--- Brief ---
Provide only the number of lines in the data below that contain the string "Europe".

====

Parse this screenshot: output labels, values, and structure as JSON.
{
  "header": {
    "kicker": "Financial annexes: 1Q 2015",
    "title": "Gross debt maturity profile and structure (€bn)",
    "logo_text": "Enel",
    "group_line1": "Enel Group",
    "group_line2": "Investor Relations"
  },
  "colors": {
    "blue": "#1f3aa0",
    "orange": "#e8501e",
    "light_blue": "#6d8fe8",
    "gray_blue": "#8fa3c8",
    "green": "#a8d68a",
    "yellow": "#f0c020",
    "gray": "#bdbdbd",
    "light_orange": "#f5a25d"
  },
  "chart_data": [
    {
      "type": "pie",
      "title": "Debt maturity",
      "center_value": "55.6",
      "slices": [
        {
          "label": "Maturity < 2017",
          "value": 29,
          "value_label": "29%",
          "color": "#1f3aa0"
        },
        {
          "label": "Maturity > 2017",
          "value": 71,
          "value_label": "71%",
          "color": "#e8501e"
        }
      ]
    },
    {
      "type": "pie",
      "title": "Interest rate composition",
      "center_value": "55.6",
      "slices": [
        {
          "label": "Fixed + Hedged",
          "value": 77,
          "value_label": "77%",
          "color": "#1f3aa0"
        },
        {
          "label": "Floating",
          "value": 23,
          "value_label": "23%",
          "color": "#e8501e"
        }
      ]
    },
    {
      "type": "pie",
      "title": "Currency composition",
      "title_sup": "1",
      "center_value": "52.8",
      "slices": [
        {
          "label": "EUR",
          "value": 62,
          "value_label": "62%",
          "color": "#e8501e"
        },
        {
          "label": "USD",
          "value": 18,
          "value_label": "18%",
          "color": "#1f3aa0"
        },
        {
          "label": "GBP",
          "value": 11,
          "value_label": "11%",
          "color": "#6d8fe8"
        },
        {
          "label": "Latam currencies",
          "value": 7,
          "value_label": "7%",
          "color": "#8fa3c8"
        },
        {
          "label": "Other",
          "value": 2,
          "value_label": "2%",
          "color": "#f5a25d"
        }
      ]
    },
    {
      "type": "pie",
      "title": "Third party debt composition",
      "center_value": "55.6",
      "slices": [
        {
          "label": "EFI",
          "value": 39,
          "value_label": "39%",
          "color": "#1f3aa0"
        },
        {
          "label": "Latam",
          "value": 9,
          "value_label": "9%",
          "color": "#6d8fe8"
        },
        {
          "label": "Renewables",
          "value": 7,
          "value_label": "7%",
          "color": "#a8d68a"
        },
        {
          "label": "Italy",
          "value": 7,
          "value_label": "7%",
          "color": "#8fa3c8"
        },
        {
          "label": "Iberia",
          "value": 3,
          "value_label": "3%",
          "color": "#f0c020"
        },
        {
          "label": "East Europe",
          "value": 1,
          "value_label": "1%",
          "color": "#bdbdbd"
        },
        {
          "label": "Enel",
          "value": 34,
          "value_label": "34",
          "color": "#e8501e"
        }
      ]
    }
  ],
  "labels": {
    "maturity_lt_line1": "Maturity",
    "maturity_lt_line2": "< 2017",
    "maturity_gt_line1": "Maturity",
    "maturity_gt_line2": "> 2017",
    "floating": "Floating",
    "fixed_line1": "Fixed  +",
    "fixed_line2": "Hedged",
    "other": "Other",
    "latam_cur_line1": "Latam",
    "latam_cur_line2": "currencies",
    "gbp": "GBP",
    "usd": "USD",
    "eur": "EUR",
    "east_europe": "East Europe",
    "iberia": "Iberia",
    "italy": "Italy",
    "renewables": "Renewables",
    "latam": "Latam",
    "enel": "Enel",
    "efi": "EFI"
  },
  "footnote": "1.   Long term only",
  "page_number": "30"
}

====

--- Solution ---
2